PROBLEM DESCRIPTION> Each line containing the word "icon" should be found and copied.

SUPPLIED MATERIAL>
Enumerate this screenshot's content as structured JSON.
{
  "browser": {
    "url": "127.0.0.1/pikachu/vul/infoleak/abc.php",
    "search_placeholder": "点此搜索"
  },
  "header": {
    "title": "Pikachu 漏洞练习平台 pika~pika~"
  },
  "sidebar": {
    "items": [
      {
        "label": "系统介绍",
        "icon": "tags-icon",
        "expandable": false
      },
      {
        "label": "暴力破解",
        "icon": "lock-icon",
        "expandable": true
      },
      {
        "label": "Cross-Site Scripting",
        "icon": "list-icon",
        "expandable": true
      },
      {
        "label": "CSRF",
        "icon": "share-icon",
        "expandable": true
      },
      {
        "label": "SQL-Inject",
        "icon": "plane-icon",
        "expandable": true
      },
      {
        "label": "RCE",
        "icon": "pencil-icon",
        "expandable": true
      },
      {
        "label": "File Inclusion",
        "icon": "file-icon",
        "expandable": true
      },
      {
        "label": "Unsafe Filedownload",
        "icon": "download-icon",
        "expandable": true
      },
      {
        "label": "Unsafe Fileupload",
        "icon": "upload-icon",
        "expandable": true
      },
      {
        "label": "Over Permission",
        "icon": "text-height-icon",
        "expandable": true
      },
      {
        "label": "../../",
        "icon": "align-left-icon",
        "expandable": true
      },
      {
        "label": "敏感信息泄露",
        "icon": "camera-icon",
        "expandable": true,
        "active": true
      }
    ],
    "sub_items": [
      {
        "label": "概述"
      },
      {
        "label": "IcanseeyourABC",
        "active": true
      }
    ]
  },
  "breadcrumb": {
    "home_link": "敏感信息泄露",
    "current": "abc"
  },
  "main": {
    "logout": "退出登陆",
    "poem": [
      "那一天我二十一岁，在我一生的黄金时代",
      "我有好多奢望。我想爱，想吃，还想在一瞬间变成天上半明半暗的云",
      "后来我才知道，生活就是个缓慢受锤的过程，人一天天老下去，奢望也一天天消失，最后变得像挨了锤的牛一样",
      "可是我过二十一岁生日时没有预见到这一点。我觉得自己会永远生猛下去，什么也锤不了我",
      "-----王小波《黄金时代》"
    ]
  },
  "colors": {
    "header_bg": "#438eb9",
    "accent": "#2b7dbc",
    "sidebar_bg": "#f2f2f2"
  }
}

REPLY TO THE TASK>
        "icon": "tags-icon",
        "icon": "lock-icon",
        "icon": "list-icon",
        "icon": "share-icon",
        "icon": "plane-icon",
        "icon": "pencil-icon",
        "icon": "file-icon",
        "icon": "download-icon",
        "icon": "upload-icon",
        "icon": "text-height-icon",
        "icon": "align-left-icon",
        "icon": "camera-icon",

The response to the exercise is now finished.